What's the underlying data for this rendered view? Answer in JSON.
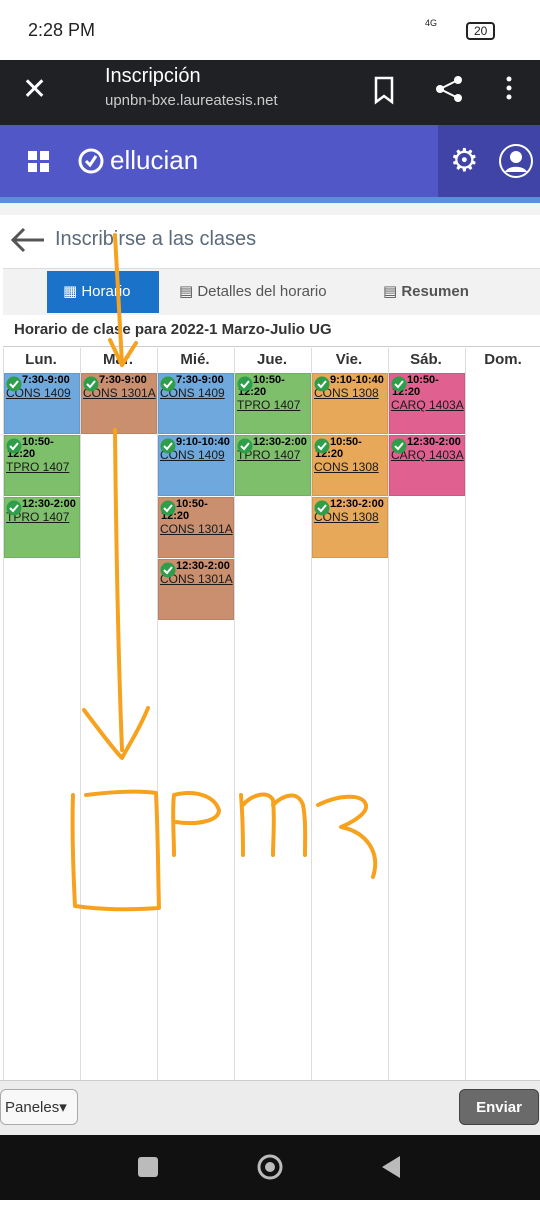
{
  "status_bar": {
    "time": "2:28 PM",
    "network": "4G",
    "battery": "20"
  },
  "browser": {
    "title": "Inscripción",
    "url": "upnbn-bxe.laureatesis.net"
  },
  "app_header": {
    "brand": "ellucian"
  },
  "page": {
    "title": "Inscribirse a las clases",
    "tabs": [
      "Horario",
      "Detalles del horario",
      "Resumen"
    ],
    "schedule_title": "Horario de clase para 2022-1 Marzo-Julio UG",
    "days": [
      {
        "name": "Lun.",
        "events": [
          {
            "time": "7:30-9:00",
            "course": "CONS 1409",
            "color": "#6fa8dc"
          },
          {
            "time": "10:50-12:20",
            "course": "TPRO 1407",
            "color": "#7dbf6a"
          },
          {
            "time": "12:30-2:00",
            "course": "TPRO 1407",
            "color": "#7dbf6a"
          }
        ]
      },
      {
        "name": "Mar.",
        "events": [
          {
            "time": "7:30-9:00",
            "course": "CONS 1301A",
            "color": "#c98f6e"
          }
        ]
      },
      {
        "name": "Mié.",
        "events": [
          {
            "time": "7:30-9:00",
            "course": "CONS 1409",
            "color": "#6fa8dc"
          },
          {
            "time": "9:10-10:40",
            "course": "CONS 1409",
            "color": "#6fa8dc"
          },
          {
            "time": "10:50-12:20",
            "course": "CONS 1301A",
            "color": "#c98f6e"
          },
          {
            "time": "12:30-2:00",
            "course": "CONS 1301A",
            "color": "#c98f6e"
          }
        ]
      },
      {
        "name": "Jue.",
        "events": [
          {
            "time": "10:50-12:20",
            "course": "TPRO 1407",
            "color": "#7dbf6a"
          },
          {
            "time": "12:30-2:00",
            "course": "TPRO 1407",
            "color": "#7dbf6a"
          }
        ]
      },
      {
        "name": "Vie.",
        "events": [
          {
            "time": "9:10-10:40",
            "course": "CONS 1308",
            "color": "#e8a85a"
          },
          {
            "time": "10:50-12:20",
            "course": "CONS 1308",
            "color": "#e8a85a"
          },
          {
            "time": "12:30-2:00",
            "course": "CONS 1308",
            "color": "#e8a85a"
          }
        ]
      },
      {
        "name": "Sáb.",
        "events": [
          {
            "time": "10:50-12:20",
            "course": "CARQ 1403A",
            "color": "#e0608f"
          },
          {
            "time": "12:30-2:00",
            "course": "CARQ 1403A",
            "color": "#e0608f"
          }
        ]
      },
      {
        "name": "Dom.",
        "events": []
      }
    ]
  },
  "footer": {
    "panels": "Paneles",
    "submit": "Enviar"
  }
}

══════════════════════════════

_Requirements_:
Extract, from the listing above, every line where the string "name" occurs.

_Worked solution_:
        "name": "Lun.",
        "name": "Mar.",
        "name": "Mié.",
        "name": "Jue.",
        "name": "Vie.",
        "name": "Sáb.",
        "name": "Dom.",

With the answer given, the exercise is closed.